(Items from a dataset)
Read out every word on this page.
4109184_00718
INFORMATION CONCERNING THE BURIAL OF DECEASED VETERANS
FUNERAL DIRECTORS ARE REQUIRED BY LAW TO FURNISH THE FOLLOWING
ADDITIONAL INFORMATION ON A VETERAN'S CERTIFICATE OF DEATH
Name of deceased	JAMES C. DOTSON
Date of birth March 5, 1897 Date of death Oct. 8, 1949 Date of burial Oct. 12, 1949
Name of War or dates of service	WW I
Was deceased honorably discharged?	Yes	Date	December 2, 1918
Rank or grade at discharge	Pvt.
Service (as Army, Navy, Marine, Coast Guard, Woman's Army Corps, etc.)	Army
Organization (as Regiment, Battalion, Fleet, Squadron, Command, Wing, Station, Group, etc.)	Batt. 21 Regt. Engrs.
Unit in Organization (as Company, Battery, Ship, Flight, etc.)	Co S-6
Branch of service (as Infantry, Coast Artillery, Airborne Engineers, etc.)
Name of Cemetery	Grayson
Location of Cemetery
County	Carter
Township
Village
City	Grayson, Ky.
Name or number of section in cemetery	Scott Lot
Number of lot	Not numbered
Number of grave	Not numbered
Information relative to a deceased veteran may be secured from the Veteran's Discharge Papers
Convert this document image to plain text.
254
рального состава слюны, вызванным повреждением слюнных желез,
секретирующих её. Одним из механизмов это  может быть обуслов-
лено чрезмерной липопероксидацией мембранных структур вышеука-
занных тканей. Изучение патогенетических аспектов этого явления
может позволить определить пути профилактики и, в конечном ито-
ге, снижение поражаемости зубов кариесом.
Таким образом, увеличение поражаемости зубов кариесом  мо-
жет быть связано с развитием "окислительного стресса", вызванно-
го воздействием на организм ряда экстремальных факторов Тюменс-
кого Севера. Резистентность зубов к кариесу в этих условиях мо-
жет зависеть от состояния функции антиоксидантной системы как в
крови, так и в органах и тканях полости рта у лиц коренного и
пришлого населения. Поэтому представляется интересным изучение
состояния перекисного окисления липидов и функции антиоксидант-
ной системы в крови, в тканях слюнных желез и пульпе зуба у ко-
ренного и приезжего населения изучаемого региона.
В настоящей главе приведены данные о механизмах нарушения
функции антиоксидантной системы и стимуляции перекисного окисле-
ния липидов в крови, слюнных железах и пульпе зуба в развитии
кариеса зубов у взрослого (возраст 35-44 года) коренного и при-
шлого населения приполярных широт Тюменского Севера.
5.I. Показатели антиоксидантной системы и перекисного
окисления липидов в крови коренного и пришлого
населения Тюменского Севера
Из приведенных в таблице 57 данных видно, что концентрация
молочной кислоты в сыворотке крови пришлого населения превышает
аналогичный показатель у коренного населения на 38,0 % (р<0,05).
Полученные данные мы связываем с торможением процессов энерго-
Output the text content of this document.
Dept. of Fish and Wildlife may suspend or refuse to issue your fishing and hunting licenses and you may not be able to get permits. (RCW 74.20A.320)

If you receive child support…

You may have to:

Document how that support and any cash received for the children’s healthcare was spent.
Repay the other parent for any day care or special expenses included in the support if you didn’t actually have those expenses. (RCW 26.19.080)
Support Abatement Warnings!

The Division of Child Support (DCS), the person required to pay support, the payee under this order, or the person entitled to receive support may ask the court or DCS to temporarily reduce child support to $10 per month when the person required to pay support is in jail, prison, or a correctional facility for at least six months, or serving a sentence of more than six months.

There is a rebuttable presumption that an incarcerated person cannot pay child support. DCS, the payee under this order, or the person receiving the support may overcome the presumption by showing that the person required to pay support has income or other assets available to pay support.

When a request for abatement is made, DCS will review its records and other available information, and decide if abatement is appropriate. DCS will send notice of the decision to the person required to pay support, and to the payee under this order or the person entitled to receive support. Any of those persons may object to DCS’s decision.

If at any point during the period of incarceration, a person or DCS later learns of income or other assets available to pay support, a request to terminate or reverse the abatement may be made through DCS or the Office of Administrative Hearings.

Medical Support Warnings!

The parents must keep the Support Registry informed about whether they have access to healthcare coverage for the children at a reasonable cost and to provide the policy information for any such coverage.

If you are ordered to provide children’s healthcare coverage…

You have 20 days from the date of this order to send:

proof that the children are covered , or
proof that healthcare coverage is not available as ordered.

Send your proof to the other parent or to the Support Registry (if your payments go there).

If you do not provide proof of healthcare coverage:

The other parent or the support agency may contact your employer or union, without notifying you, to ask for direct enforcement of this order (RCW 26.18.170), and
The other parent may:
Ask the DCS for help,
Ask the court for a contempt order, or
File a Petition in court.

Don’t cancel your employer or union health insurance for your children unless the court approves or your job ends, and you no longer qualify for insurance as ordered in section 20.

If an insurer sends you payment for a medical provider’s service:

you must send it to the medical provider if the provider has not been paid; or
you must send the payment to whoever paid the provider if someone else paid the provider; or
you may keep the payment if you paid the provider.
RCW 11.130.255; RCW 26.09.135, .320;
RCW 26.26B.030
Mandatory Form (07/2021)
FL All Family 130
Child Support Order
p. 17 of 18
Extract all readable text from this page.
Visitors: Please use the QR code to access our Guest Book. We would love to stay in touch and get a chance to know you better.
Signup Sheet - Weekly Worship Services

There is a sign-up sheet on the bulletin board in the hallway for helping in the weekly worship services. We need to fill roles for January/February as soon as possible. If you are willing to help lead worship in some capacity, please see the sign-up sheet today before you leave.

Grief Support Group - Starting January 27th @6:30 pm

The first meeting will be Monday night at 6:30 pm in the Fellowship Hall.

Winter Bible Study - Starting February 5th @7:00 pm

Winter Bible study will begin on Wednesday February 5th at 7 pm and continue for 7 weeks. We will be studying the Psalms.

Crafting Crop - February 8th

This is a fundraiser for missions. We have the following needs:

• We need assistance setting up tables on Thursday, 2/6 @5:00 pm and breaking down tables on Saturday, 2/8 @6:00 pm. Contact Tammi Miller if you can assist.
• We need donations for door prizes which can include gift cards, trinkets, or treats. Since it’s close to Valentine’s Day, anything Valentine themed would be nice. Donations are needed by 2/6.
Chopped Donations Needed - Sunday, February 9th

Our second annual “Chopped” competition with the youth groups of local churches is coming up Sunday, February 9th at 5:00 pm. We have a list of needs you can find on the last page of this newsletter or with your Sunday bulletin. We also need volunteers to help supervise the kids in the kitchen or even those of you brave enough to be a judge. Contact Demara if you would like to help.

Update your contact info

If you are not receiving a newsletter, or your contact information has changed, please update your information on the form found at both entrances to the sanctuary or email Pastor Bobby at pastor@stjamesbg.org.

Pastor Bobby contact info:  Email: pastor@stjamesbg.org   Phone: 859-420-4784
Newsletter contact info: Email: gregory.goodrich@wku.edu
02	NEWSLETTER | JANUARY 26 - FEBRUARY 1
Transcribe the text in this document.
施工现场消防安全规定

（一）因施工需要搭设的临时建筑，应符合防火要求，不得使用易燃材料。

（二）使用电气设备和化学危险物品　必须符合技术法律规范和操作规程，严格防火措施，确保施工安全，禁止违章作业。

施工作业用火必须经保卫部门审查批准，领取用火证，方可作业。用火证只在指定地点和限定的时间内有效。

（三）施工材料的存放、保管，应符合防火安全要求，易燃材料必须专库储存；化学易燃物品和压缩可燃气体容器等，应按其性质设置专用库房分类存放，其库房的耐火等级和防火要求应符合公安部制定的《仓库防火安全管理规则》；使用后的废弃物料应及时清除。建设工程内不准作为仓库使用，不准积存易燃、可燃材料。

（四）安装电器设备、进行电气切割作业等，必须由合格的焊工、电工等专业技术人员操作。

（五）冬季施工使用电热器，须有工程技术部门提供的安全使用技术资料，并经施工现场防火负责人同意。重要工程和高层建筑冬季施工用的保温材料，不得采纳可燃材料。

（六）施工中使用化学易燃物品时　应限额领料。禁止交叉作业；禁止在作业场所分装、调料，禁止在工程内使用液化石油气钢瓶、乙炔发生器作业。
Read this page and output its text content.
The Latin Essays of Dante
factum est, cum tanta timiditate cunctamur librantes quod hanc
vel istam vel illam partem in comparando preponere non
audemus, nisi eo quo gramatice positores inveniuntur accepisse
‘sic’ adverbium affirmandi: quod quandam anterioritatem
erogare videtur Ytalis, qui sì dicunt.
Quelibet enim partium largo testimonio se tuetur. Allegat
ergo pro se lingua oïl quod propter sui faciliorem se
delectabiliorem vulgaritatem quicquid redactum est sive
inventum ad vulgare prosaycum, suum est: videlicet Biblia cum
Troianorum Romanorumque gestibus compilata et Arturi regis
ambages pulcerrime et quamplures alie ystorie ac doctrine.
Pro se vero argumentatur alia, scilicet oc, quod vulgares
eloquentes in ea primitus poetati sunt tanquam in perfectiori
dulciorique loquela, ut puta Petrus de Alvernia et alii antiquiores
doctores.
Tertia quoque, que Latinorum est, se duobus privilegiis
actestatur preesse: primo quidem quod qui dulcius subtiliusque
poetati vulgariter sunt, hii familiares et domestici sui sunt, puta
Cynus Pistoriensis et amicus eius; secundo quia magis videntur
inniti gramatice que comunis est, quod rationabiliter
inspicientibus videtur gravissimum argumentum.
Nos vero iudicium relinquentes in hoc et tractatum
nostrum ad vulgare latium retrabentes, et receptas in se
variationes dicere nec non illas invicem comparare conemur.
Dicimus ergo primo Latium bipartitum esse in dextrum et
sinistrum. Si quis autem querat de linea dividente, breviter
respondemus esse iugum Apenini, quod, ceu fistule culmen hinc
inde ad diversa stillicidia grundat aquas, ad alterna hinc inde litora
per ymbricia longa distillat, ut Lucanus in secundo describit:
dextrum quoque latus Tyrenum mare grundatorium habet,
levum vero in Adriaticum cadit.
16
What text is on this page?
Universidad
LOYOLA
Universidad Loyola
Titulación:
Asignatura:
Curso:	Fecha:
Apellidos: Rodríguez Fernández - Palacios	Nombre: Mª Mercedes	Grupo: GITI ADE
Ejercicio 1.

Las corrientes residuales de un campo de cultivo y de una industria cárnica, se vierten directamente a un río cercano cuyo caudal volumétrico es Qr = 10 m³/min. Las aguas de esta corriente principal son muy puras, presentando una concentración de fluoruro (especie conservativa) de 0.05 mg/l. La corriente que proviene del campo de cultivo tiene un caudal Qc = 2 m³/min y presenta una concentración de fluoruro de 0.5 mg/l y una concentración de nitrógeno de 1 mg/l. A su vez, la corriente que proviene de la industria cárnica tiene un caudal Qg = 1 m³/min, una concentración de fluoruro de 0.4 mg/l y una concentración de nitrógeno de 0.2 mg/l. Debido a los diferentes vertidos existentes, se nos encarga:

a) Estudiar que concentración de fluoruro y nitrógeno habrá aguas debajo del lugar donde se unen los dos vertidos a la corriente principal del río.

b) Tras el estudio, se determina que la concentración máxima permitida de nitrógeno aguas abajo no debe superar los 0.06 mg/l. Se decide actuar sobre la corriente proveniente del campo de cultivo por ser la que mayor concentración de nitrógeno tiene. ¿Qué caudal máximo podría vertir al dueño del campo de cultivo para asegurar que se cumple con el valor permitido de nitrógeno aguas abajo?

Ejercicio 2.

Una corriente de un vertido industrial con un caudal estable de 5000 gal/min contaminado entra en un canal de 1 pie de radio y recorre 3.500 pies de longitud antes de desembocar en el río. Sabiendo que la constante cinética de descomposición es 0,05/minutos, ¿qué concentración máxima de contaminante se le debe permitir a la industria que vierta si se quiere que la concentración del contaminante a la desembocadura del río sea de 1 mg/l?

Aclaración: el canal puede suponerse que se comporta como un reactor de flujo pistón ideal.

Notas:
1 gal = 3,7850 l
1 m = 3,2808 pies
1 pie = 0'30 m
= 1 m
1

Aim: Identify the lines of the entries containing the string "Winter". Copy each such line.

Exercise response:
Winter Bible Study - Starting February 5th @7:00 pm
Winter Bible study will begin on Wednesday February 5th at 7 pm and continue for 7 weeks. We will be studying the Psalms.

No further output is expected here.